LISTA DE TAREFAS
(1) Segundo o trecho sobre a teoria de classes de Phil Jacobson, quais são os três grupos principais que ele distingue?
(2) Retome o trecho sobre a teoria de classes de Phil Jacobson a partir do ponto em que ele termina.

TRECHO DO DOCUMENTO
###

O sociólogo libertário Phil Jacobson, cujo trabalho se baseia nas tradições LibCap e LibSoc está fazendo alguns desenvolvimentos valiosos nessa área. Jacobson distingue três grupos principais: as classes Ideia, Força e Riqueza. Essas classes correspondem basicamente aos sacerdotes, guerreiros e comerciantes da teoria tradicional de classes: Os reis-filósofos, auxiliares e artesãos de Platão; os brâmanes, kshatriyas e vaishyas da Índia. Por sua vez, cada um desses três grupos é subdividido em duas facções com interesses um tanto divergentes. A classe da riqueza é dividida em um componente de manipulação de símbolos (por exemplo, bancos e finanças) e um componente de realidade física (por exemplo, fabricação de fato). A classe Força também é dividida em um componente de manipulação de símbolos (por exemplo, políticos) e um componente de realidade física (por exemplo, polícia e exército). A classe Ideia é toda de manipulação de símbolos, mas pode ser dividida em grupos de cultura de elite e grupos de cultura popular (ou seja, intelectuais versus artistas). Jacobson analisa a mudança social em termos da interação e das alianças mutáveis entre esses seis grupos.

###

CONJUNTO DE DADOS
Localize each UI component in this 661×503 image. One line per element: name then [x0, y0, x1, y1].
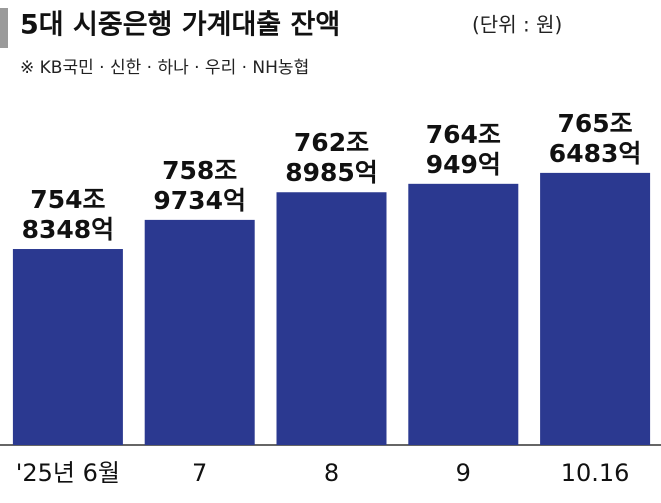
value-label: 6483억	[549, 139, 642, 168]
x-tick-label: 10.16	[561, 459, 630, 487]
value-label: 764조	[426, 120, 501, 149]
value-label: 8985억	[285, 158, 378, 187]
chart-title: 5대 시중은행 가계대출 잔액	[20, 10, 340, 41]
x-tick-label: '25년 6월	[16, 459, 120, 487]
value-label: 758조	[162, 156, 237, 185]
bar	[408, 183, 519, 445]
chart-subtitle: (단위 : 원)	[472, 13, 562, 37]
x-tick-label: 8	[324, 459, 339, 487]
value-label: 8348억	[22, 215, 115, 244]
bar	[12, 249, 123, 445]
x-tick-label: 9	[456, 459, 471, 487]
value-label: 9734억	[153, 186, 246, 215]
bar	[276, 192, 387, 445]
x-tick-label: 7	[192, 459, 207, 487]
value-label: 754조	[30, 185, 105, 214]
value-label: 765조	[558, 109, 633, 138]
bar	[540, 172, 651, 446]
chart-note: ※ KB국민 · 신한 · 하나 · 우리 · NH농협	[20, 58, 309, 78]
title-accent	[0, 8, 8, 48]
value-label: 949억	[426, 150, 501, 179]
value-label: 762조	[294, 128, 369, 157]
bar	[144, 219, 255, 445]
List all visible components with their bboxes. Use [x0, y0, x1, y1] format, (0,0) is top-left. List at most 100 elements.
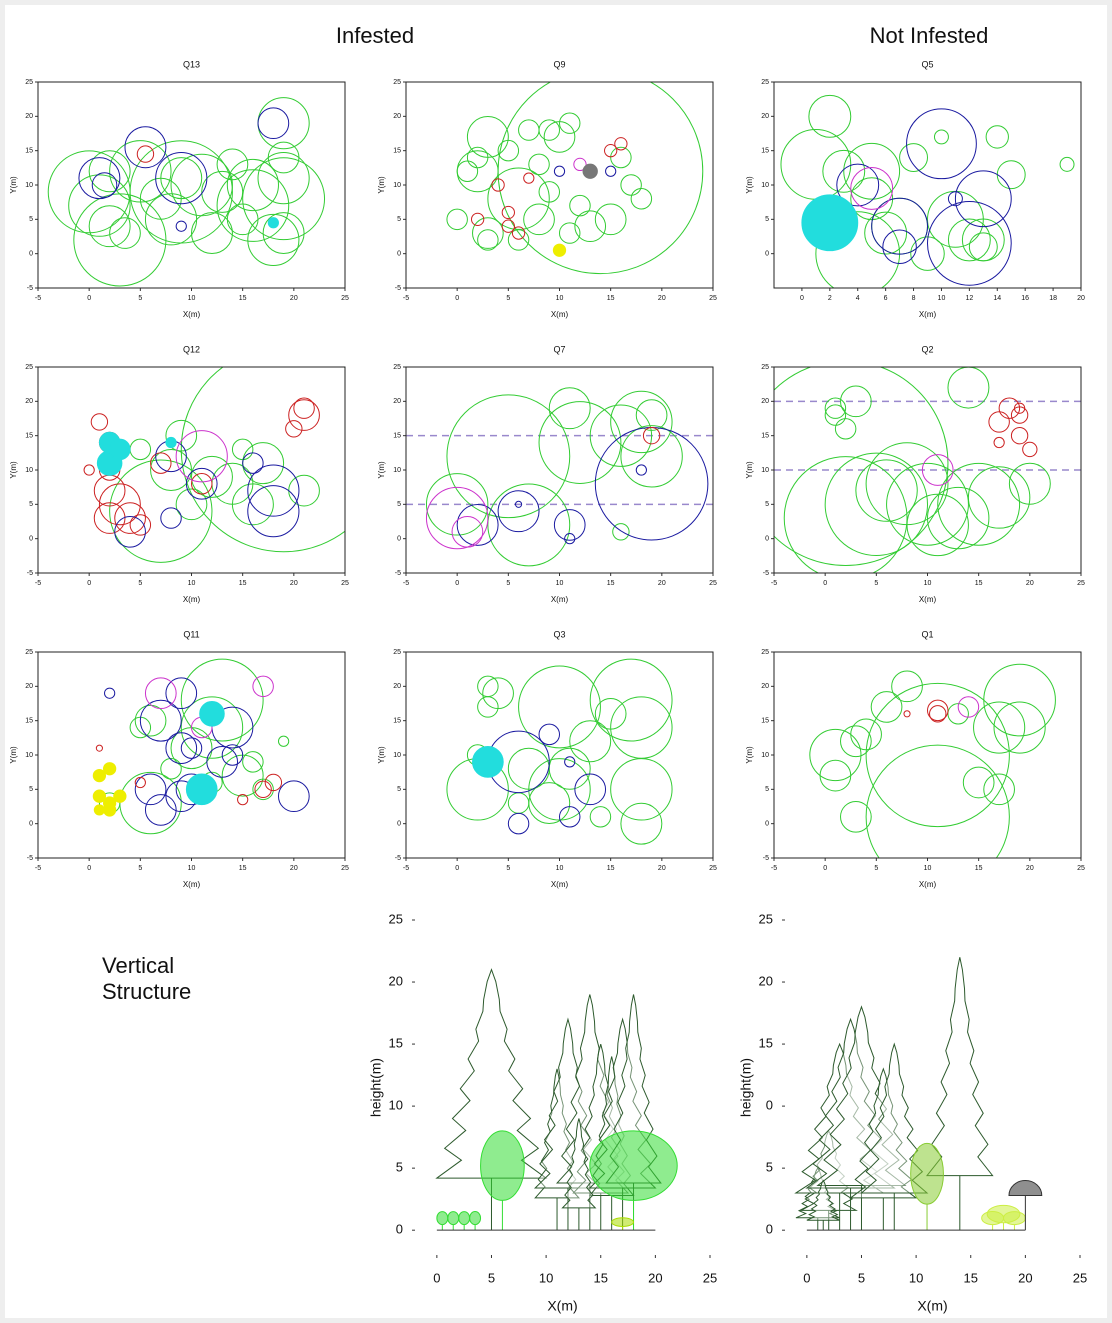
y-tick-label: 10 — [761, 752, 769, 759]
y-tick-label: 10 — [393, 752, 401, 759]
crown-circle — [802, 195, 858, 251]
x-tick-label: 20 — [1077, 295, 1085, 302]
y-tick-label: 15 — [25, 433, 33, 440]
x-tick-label: -5 — [403, 580, 409, 587]
y-tick-label: 10 — [25, 752, 33, 759]
x-tick-label: 10 — [188, 865, 196, 872]
y-tick-label: 0 — [29, 536, 33, 543]
x-tick-label: 5 — [138, 865, 142, 872]
y-tick-label: 20 — [25, 113, 33, 120]
crown-circle — [473, 747, 504, 778]
x-tick-label: 25 — [1073, 1270, 1087, 1285]
x-tick-label: 20 — [1018, 1270, 1032, 1285]
x-tick-label: 4 — [856, 295, 860, 302]
x-tick-label: 14 — [993, 295, 1001, 302]
y-tick-label: 0 — [765, 536, 769, 543]
y-tick-label: -5 — [27, 285, 33, 292]
x-tick-label: 8 — [912, 295, 916, 302]
x-tick-label: 0 — [87, 580, 91, 587]
x-tick-label: -5 — [35, 580, 41, 587]
y-tick-label: 25 — [25, 649, 33, 656]
y-axis-label: Y(m) — [745, 746, 754, 764]
x-tick-label: 5 — [506, 580, 510, 587]
column-header: Infested — [336, 23, 414, 48]
y-tick-label: 10 — [389, 1098, 403, 1113]
x-tick-label: 5 — [488, 1270, 495, 1285]
x-tick-label: 20 — [658, 580, 666, 587]
crown-circle — [583, 164, 597, 178]
x-tick-label: 20 — [290, 295, 298, 302]
x-tick-label: 18 — [1049, 295, 1057, 302]
x-tick-label: 10 — [556, 580, 564, 587]
x-tick-label: 20 — [1026, 580, 1034, 587]
y-tick-label: 10 — [761, 182, 769, 189]
x-tick-label: 20 — [658, 865, 666, 872]
x-tick-label: 0 — [87, 865, 91, 872]
y-tick-label: 5 — [29, 501, 33, 508]
y-tick-label: 25 — [761, 79, 769, 86]
y-axis-label: Y(m) — [9, 461, 18, 479]
y-axis-label: Y(m) — [745, 176, 754, 194]
x-tick-label: 25 — [709, 865, 717, 872]
x-tick-label: -5 — [403, 295, 409, 302]
y-tick-label: 15 — [393, 433, 401, 440]
x-axis-label: X(m) — [919, 880, 937, 889]
crown-circle — [114, 790, 126, 802]
x-tick-label: 15 — [607, 865, 615, 872]
x-tick-label: 25 — [703, 1270, 717, 1285]
x-tick-label: 25 — [341, 295, 349, 302]
y-tick-label: 20 — [761, 113, 769, 120]
y-axis-label: Y(m) — [377, 461, 386, 479]
y-tick-label: 10 — [393, 467, 401, 474]
y-tick-label: 5 — [765, 501, 769, 508]
y-tick-label: 20 — [393, 683, 401, 690]
x-tick-label: 0 — [455, 865, 459, 872]
x-tick-label: 10 — [924, 865, 932, 872]
x-tick-label: 0 — [803, 1270, 810, 1285]
y-tick-label: 25 — [759, 911, 773, 926]
x-tick-label: 12 — [965, 295, 973, 302]
y-tick-label: 5 — [766, 1160, 773, 1175]
y-tick-label: 10 — [25, 182, 33, 189]
x-tick-label: 20 — [648, 1270, 662, 1285]
chart-title: Q9 — [553, 59, 565, 69]
y-tick-label: 15 — [761, 148, 769, 155]
x-tick-label: 10 — [909, 1270, 923, 1285]
x-tick-label: 15 — [964, 1270, 978, 1285]
x-tick-label: 15 — [975, 865, 983, 872]
y-tick-label: 20 — [389, 973, 403, 988]
x-tick-label: 10 — [188, 580, 196, 587]
chart-title: Q11 — [183, 629, 199, 639]
x-tick-label: 2 — [828, 295, 832, 302]
x-tick-label: 0 — [87, 295, 91, 302]
y-tick-label: -5 — [763, 570, 769, 577]
y-tick-label: 0 — [765, 821, 769, 828]
x-tick-label: 20 — [658, 295, 666, 302]
x-tick-label: 15 — [975, 580, 983, 587]
y-tick-label: 5 — [765, 786, 769, 793]
x-tick-label: 20 — [290, 580, 298, 587]
x-tick-label: 15 — [594, 1270, 608, 1285]
x-axis-label: X(m) — [183, 310, 201, 319]
crown-circle — [103, 804, 115, 816]
y-tick-label: 5 — [765, 216, 769, 223]
y-tick-label: 10 — [393, 182, 401, 189]
y-tick-label: 15 — [389, 1036, 403, 1051]
y-tick-label: 0 — [766, 1098, 773, 1113]
x-tick-label: 16 — [1021, 295, 1029, 302]
x-tick-label: 0 — [433, 1270, 440, 1285]
y-tick-label: 5 — [397, 216, 401, 223]
crown-circle — [166, 437, 176, 447]
x-tick-label: 10 — [556, 295, 564, 302]
x-axis-label: X(m) — [551, 880, 569, 889]
chart-title: Q5 — [921, 59, 933, 69]
crown-circle — [94, 805, 104, 815]
y-tick-label: 0 — [766, 1222, 773, 1237]
y-tick-label: 15 — [393, 718, 401, 725]
y-tick-label: -5 — [395, 855, 401, 862]
x-axis-label: X(m) — [183, 595, 201, 604]
y-tick-label: 5 — [397, 501, 401, 508]
chart-title: Q2 — [921, 344, 933, 354]
y-tick-label: 0 — [765, 251, 769, 258]
y-tick-label: 0 — [29, 821, 33, 828]
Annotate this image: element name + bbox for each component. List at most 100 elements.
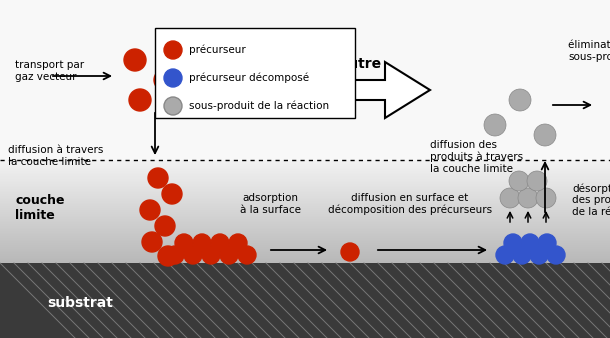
Bar: [0, 233, 610, 234]
Bar: [0, 193, 610, 194]
Bar: [0, 212, 610, 213]
Bar: [0, 221, 610, 222]
Bar: [0, 243, 610, 244]
Bar: [0, 239, 610, 240]
Circle shape: [162, 184, 182, 204]
Bar: [0, 211, 610, 212]
Text: flux de gaz neutre: flux de gaz neutre: [239, 57, 382, 71]
Text: sous-produit de la réaction: sous-produit de la réaction: [189, 101, 329, 111]
Bar: [0, 224, 610, 225]
Circle shape: [518, 188, 538, 208]
Bar: [0, 240, 610, 241]
Bar: [0, 176, 610, 177]
Circle shape: [220, 246, 238, 264]
Circle shape: [536, 188, 556, 208]
Circle shape: [513, 246, 531, 264]
Bar: [0, 184, 610, 185]
Circle shape: [509, 171, 529, 191]
Bar: [0, 219, 610, 220]
Bar: [0, 258, 610, 259]
Bar: [0, 170, 610, 171]
Bar: [0, 260, 610, 261]
Text: transport par
gaz vecteur: transport par gaz vecteur: [15, 60, 84, 81]
Text: diffusion à travers
la couche limite: diffusion à travers la couche limite: [8, 145, 103, 167]
Bar: [0, 178, 610, 179]
Bar: [0, 169, 610, 170]
Bar: [0, 231, 610, 232]
Circle shape: [509, 89, 531, 111]
Bar: [0, 262, 610, 263]
Bar: [0, 161, 610, 162]
Bar: [0, 163, 610, 164]
Bar: [0, 196, 610, 197]
Bar: [0, 236, 610, 237]
Bar: [0, 172, 610, 173]
Bar: [0, 192, 610, 193]
Circle shape: [496, 246, 514, 264]
Circle shape: [534, 124, 556, 146]
Bar: [0, 222, 610, 223]
Bar: [0, 244, 610, 245]
Circle shape: [538, 234, 556, 252]
Bar: [0, 188, 610, 189]
Bar: [0, 166, 610, 167]
Bar: [0, 229, 610, 230]
Bar: [0, 259, 610, 260]
Circle shape: [148, 168, 168, 188]
Text: précurseur: précurseur: [189, 45, 246, 55]
Bar: [0, 189, 610, 190]
Bar: [155, 28, 355, 118]
Circle shape: [500, 188, 520, 208]
Bar: [0, 185, 610, 186]
Circle shape: [202, 246, 220, 264]
Bar: [0, 223, 610, 224]
Bar: [0, 235, 610, 236]
Bar: [0, 175, 610, 176]
Bar: [0, 232, 610, 233]
Text: diffusion des
produits à travers
la couche limite: diffusion des produits à travers la couc…: [430, 140, 523, 174]
Bar: [0, 226, 610, 227]
Bar: [0, 263, 610, 338]
Bar: [0, 217, 610, 218]
Text: couche
limite: couche limite: [15, 194, 65, 222]
Circle shape: [140, 200, 160, 220]
Circle shape: [193, 234, 211, 252]
Circle shape: [158, 246, 178, 266]
Bar: [0, 201, 610, 202]
Circle shape: [341, 243, 359, 261]
Bar: [0, 171, 610, 172]
Circle shape: [504, 234, 522, 252]
Bar: [0, 207, 610, 208]
Bar: [0, 182, 610, 183]
Bar: [0, 174, 610, 175]
Circle shape: [211, 234, 229, 252]
Bar: [0, 203, 610, 204]
Bar: [0, 238, 610, 239]
Polygon shape: [275, 62, 430, 118]
Bar: [0, 247, 610, 248]
Bar: [0, 216, 610, 217]
Bar: [0, 173, 610, 174]
Bar: [0, 225, 610, 226]
Bar: [0, 214, 610, 215]
Bar: [264, 82, 271, 98]
Bar: [0, 234, 610, 235]
Bar: [0, 198, 610, 199]
Bar: [0, 0, 610, 160]
Bar: [0, 213, 610, 214]
Bar: [0, 256, 610, 257]
Bar: [0, 208, 610, 209]
Text: adsorption
à la surface: adsorption à la surface: [240, 193, 301, 215]
Bar: [0, 197, 610, 198]
Circle shape: [530, 246, 548, 264]
Circle shape: [129, 89, 151, 111]
Bar: [0, 209, 610, 210]
Bar: [0, 251, 610, 252]
Bar: [0, 187, 610, 188]
Text: désorption
des produits
de la réaction: désorption des produits de la réaction: [572, 183, 610, 217]
Text: élimination des
sous-produits: élimination des sous-produits: [568, 40, 610, 62]
Bar: [0, 160, 610, 161]
Bar: [0, 183, 610, 184]
Bar: [0, 215, 610, 216]
Text: précurseur décomposé: précurseur décomposé: [189, 73, 309, 83]
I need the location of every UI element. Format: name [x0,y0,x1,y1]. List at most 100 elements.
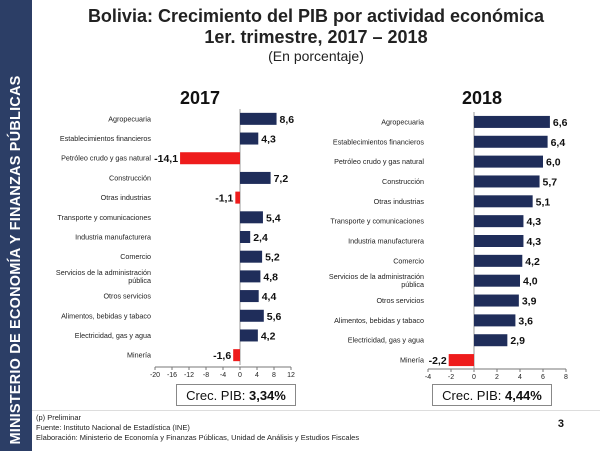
category-label-2018: Establecimientos financieros [333,137,424,146]
value-label-2018: 3,9 [522,296,537,308]
value-label-2018: 4,2 [525,256,540,268]
category-label-2017: Electricidad, gas y agua [75,331,151,340]
category-label-2017: Construcción [109,173,151,182]
bar-2018 [448,354,474,367]
bar-2017 [240,250,263,263]
x-tick-label-2017: -16 [167,372,177,379]
category-label-2018: Otros servicios [376,296,424,305]
bar-2018 [474,254,523,267]
category-label-2018: Comercio [393,256,424,265]
page-subtitle: (En porcentaje) [268,48,364,64]
bar-2018 [474,314,516,327]
x-tick-label-2017: -4 [220,372,226,379]
bar-2017 [240,270,261,283]
category-label-2018: Agropecuaria [381,117,424,126]
bar-2017 [235,191,240,204]
bar-2017 [180,152,240,165]
category-label-2018: pública [401,280,424,289]
category-label-2017: Otros servicios [103,292,151,301]
bar-2018 [474,115,550,128]
x-tick-label-2018: 0 [472,374,476,381]
category-label-2018: Otras industrias [374,197,425,206]
category-label-2017: Industria manufacturera [75,233,151,242]
ministry-sidebar: MINISTERIO DE ECONOMÍA Y FINANZAS PÚBLIC… [0,0,32,451]
chart-2017-title: 2017 [179,88,221,108]
bar-2017 [233,349,240,362]
category-label-2017: Alimentos, bebidas y tabaco [61,311,151,320]
value-label-2018: 3,6 [518,315,533,327]
category-label-2017: Minería [127,351,151,360]
value-label-2017: 4,2 [261,330,276,342]
value-label-2017: 2,4 [253,232,268,244]
bar-2018 [474,155,543,168]
value-label-2017: 8,6 [280,114,295,126]
gdp-growth-2017-box: Crec. PIB: 3,34% [176,384,296,406]
page-title-period: 1er. trimestre, 2017 – 2018 [204,27,428,47]
category-label-2017: Comercio [120,252,151,261]
category-label-2017: pública [128,276,151,285]
category-label-2017: Establecimientos financieros [60,134,151,143]
x-tick-label-2017: 12 [287,372,295,379]
category-label-2017: Otras industrias [101,193,152,202]
bar-2017 [240,309,264,322]
bar-2018 [474,215,524,228]
chart-2018-title: 2018 [461,88,503,108]
footer-elaboration: Elaboración: Ministerio de Economía y Fi… [36,433,360,442]
bar-2017 [240,171,271,184]
x-tick-label-2018: 6 [541,374,545,381]
bar-2017 [240,329,258,342]
value-label-2018: 4,3 [526,216,541,228]
x-tick-label-2018: 4 [518,374,522,381]
value-label-2017: 5,4 [266,212,281,224]
value-label-2017: 4,8 [263,271,278,283]
x-tick-label-2017: 8 [272,372,276,379]
value-label-2018: 6,0 [546,157,561,169]
bar-2018 [474,195,533,208]
x-tick-label-2017: 0 [238,372,242,379]
x-tick-label-2018: -4 [425,374,431,381]
x-tick-label-2018: -2 [448,374,454,381]
value-label-2018: 5,7 [543,176,558,188]
footer-divider [32,410,600,411]
value-label-2018: 5,1 [536,196,551,208]
value-label-2017: 4,3 [261,134,276,146]
category-label-2018: Minería [400,356,424,365]
category-label-2017: Petróleo crudo y gas natural [61,154,151,163]
page-number: 3 [557,418,564,430]
value-label-2017: 5,2 [265,252,280,264]
value-label-2017: -1,6 [213,350,231,362]
gdp-growth-label: Crec. PIB: [442,388,505,403]
category-label-2017: Transporte y comunicaciones [57,213,151,222]
category-label-2017: Servicios de la administración [56,268,151,277]
category-label-2018: Construcción [382,177,424,186]
bar-2017 [240,112,277,125]
category-label-2018: Petróleo crudo y gas natural [334,157,424,166]
value-label-2017: -1,1 [215,193,233,205]
value-label-2018: 4,3 [526,236,541,248]
bar-2018 [474,235,524,247]
gdp-growth-2017-value: 3,34% [248,388,286,403]
bar-2017 [240,231,251,243]
category-label-2018: Electricidad, gas y agua [348,336,424,345]
category-label-2018: Alimentos, bebidas y tabaco [334,316,424,325]
value-label-2017: 7,2 [274,173,289,185]
bar-2018 [474,334,508,347]
bar-2017 [240,132,259,145]
x-tick-label-2017: -12 [184,372,194,379]
x-tick-label-2018: 2 [495,374,499,381]
category-label-2018: Industria manufacturera [348,237,424,246]
gdp-growth-2018-value: 4,44% [504,388,542,403]
bar-2018 [474,135,548,148]
footer-source: Fuente: Instituto Nacional de Estadístic… [36,423,190,432]
page-title: Bolivia: Crecimiento del PIB por activid… [87,6,545,26]
x-tick-label-2018: 8 [564,374,568,381]
bar-2018 [474,294,519,307]
category-label-2018: Transporte y comunicaciones [330,217,424,226]
x-tick-label-2017: -8 [203,372,209,379]
bar-2017 [240,290,259,303]
category-label-2017: Agropecuaria [108,114,151,123]
x-tick-label-2017: 4 [255,372,259,379]
value-label-2017: 4,4 [262,291,277,303]
bar-2018 [474,274,520,287]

###

RESPOSTAS POR TAREFA
(1) As classes Ideia, Força e Riqueza.

(2)
  • [71] Talvez os antigos teóricos republicanos — especialmente os democratas atenienses (em oposição aos proponentes da “constituição mista”, mais favoráveis à oligarquia) — mereçam uma segunda olhada.
  • [72] E quando não eram padres cristãos, pelo menos mantinham o controle exclusivo sobre terras da Igreja — e suas respectivas receitas de dízimos.
  • [73] O papel da ideologia no apoio a uma classe dominante é considerável. Cf. Hoppe, “Analysis” 84-85.